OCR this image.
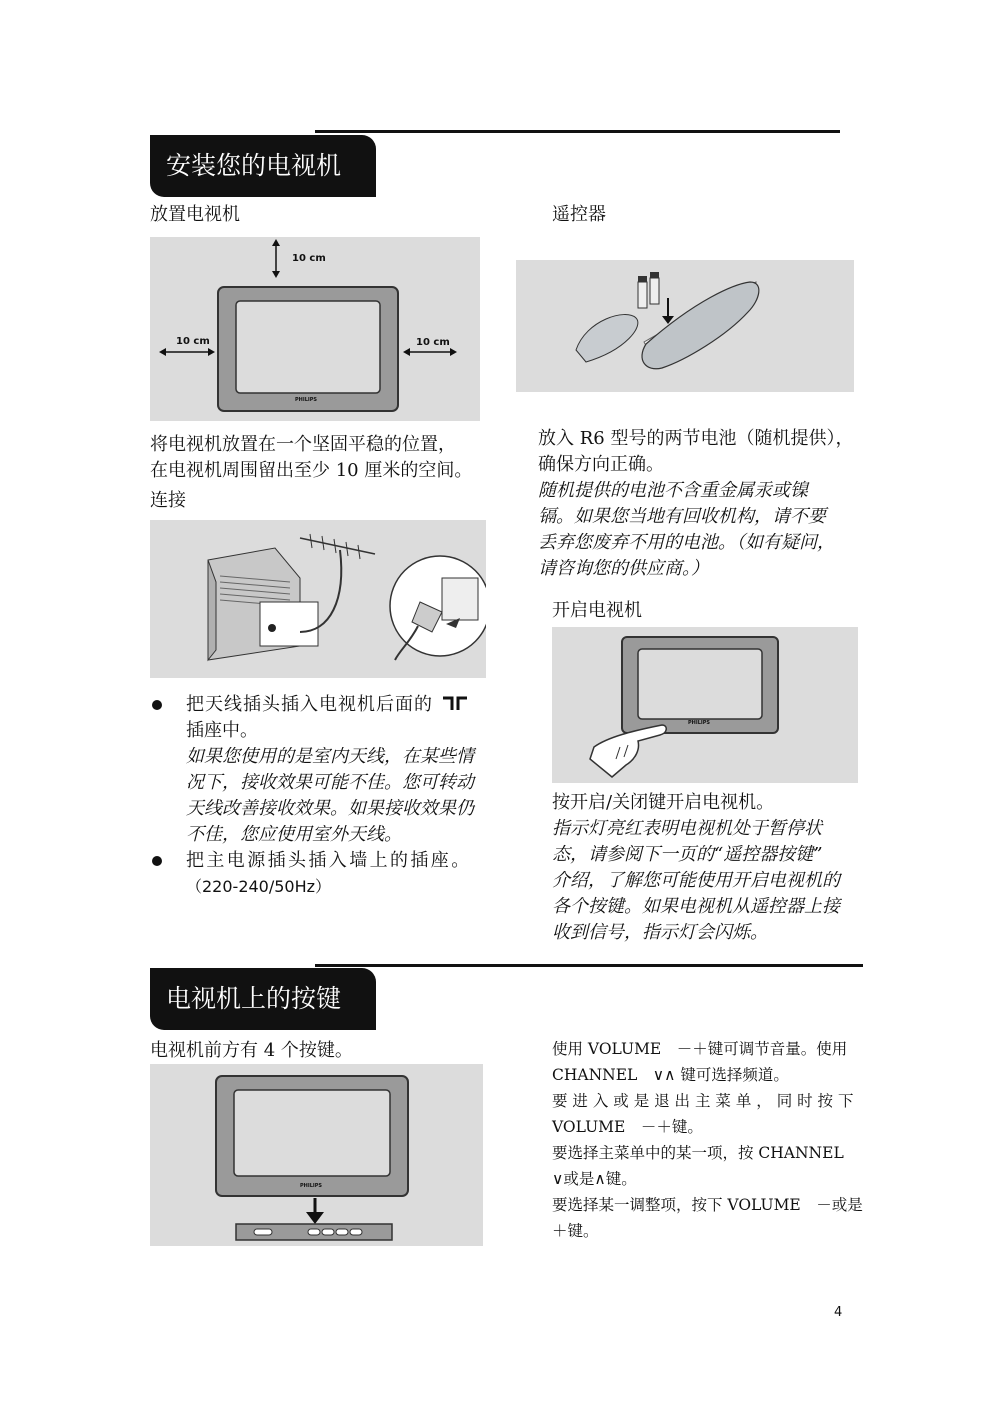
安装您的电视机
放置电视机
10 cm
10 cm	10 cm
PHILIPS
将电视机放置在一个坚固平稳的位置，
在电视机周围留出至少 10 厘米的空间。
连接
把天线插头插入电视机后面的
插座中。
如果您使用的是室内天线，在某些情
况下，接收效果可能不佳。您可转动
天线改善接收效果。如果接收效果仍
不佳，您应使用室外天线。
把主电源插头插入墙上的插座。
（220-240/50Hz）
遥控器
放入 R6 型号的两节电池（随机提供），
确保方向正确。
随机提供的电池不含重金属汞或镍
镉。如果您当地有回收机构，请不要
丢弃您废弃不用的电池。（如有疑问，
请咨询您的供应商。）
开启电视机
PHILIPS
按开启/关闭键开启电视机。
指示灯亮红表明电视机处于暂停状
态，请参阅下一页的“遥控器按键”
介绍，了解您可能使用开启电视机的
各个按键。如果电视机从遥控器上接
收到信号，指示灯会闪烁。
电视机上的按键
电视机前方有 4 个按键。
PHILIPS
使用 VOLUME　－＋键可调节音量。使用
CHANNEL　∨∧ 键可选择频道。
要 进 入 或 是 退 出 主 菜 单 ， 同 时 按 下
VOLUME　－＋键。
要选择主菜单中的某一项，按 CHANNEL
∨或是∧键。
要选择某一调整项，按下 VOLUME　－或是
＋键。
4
----------
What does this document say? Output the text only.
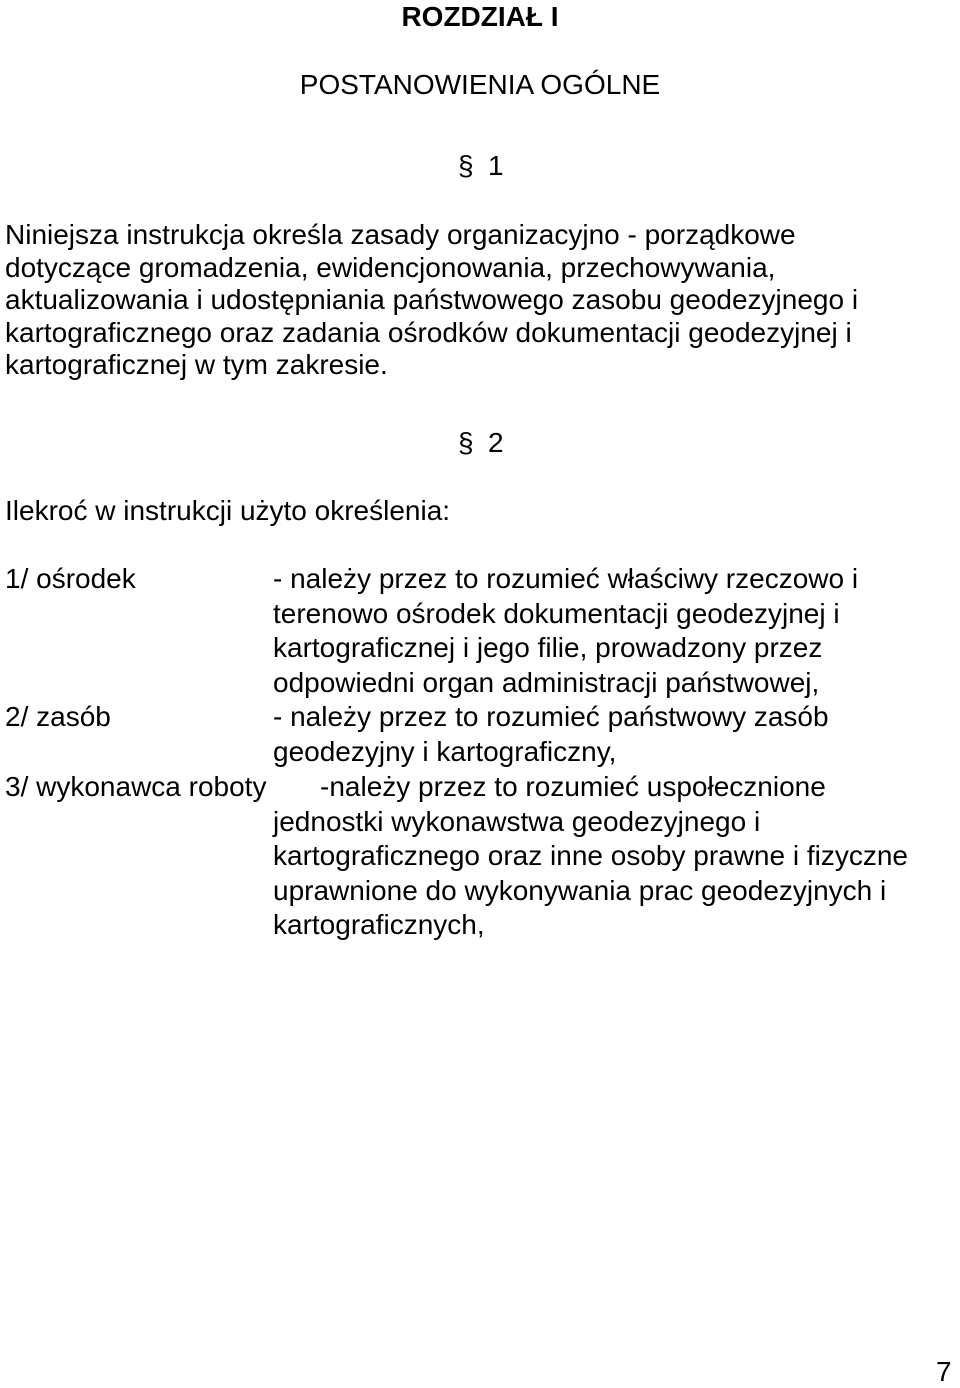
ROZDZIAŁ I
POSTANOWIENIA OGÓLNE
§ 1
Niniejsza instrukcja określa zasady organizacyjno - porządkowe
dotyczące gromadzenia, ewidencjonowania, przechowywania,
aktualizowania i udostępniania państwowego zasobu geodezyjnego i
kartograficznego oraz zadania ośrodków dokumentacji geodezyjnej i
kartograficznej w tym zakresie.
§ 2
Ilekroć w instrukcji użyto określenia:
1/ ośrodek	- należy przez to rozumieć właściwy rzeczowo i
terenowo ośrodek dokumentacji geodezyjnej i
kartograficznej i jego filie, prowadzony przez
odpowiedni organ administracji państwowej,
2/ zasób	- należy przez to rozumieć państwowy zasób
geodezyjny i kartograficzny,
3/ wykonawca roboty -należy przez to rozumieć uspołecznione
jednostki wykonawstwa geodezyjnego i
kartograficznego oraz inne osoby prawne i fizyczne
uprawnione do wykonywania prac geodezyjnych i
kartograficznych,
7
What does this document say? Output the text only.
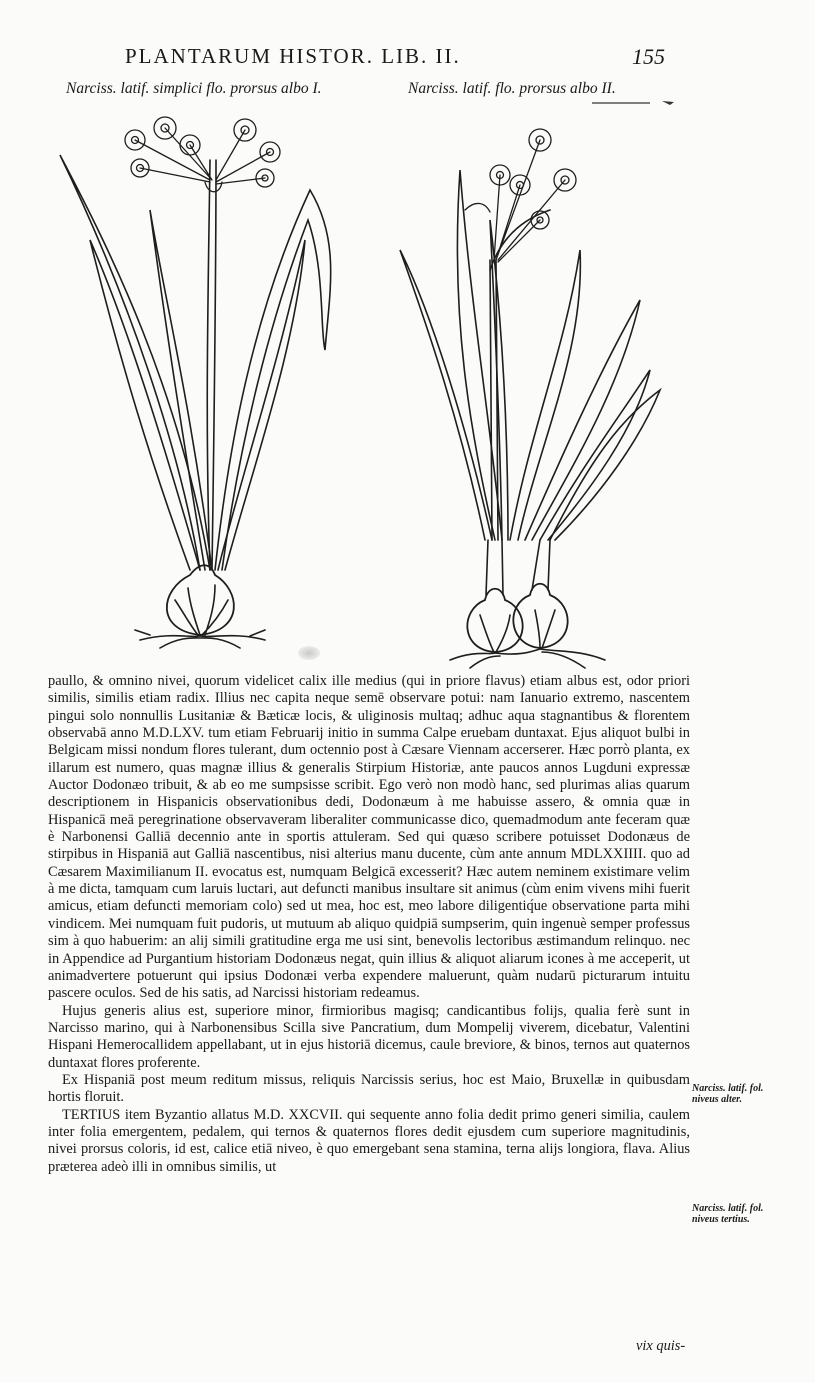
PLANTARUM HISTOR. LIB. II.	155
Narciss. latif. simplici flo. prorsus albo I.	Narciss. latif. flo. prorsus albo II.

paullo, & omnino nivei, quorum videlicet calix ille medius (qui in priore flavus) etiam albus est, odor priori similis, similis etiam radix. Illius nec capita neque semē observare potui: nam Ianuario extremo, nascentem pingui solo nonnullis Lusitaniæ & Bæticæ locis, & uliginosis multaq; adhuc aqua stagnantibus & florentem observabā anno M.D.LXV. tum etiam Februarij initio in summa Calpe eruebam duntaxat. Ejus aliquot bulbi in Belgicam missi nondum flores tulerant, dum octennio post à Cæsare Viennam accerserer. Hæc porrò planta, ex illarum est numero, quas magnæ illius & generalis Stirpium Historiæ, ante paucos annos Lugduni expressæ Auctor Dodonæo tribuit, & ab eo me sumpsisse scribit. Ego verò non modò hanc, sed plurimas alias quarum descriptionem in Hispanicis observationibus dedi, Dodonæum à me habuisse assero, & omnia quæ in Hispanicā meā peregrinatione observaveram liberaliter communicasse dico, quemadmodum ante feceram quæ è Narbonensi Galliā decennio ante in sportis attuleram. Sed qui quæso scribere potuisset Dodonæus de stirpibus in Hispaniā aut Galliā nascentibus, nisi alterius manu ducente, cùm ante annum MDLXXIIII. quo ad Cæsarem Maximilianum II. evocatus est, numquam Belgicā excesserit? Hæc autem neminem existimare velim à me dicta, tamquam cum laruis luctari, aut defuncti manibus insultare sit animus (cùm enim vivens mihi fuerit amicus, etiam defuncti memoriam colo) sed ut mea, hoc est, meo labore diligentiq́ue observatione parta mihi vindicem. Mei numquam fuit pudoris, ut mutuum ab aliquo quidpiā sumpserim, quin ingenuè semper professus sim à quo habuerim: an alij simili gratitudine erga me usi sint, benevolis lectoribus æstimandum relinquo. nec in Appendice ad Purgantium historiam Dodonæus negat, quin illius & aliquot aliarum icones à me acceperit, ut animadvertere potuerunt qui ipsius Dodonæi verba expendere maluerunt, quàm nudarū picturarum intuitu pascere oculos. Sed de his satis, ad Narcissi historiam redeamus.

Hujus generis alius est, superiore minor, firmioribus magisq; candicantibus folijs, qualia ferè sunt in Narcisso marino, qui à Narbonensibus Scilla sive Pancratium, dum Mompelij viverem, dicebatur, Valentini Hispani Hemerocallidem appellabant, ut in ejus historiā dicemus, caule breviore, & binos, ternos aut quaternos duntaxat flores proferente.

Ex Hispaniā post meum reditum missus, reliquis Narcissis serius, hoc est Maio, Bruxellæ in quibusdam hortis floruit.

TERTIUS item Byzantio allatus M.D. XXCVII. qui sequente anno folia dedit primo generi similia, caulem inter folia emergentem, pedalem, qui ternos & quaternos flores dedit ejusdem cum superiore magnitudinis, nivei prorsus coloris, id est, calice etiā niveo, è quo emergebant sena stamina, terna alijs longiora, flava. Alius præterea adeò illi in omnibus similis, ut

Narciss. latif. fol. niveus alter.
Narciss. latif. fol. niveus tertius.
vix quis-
----------
#### Exercise instructions:
In the records above, find the lines containing "oraz" and copy them.

#### Written solution:
kartograficznego oraz zadania ośrodków dokumentacji geodezyjnej i
kartograficznego oraz inne osoby prawne i fizyczne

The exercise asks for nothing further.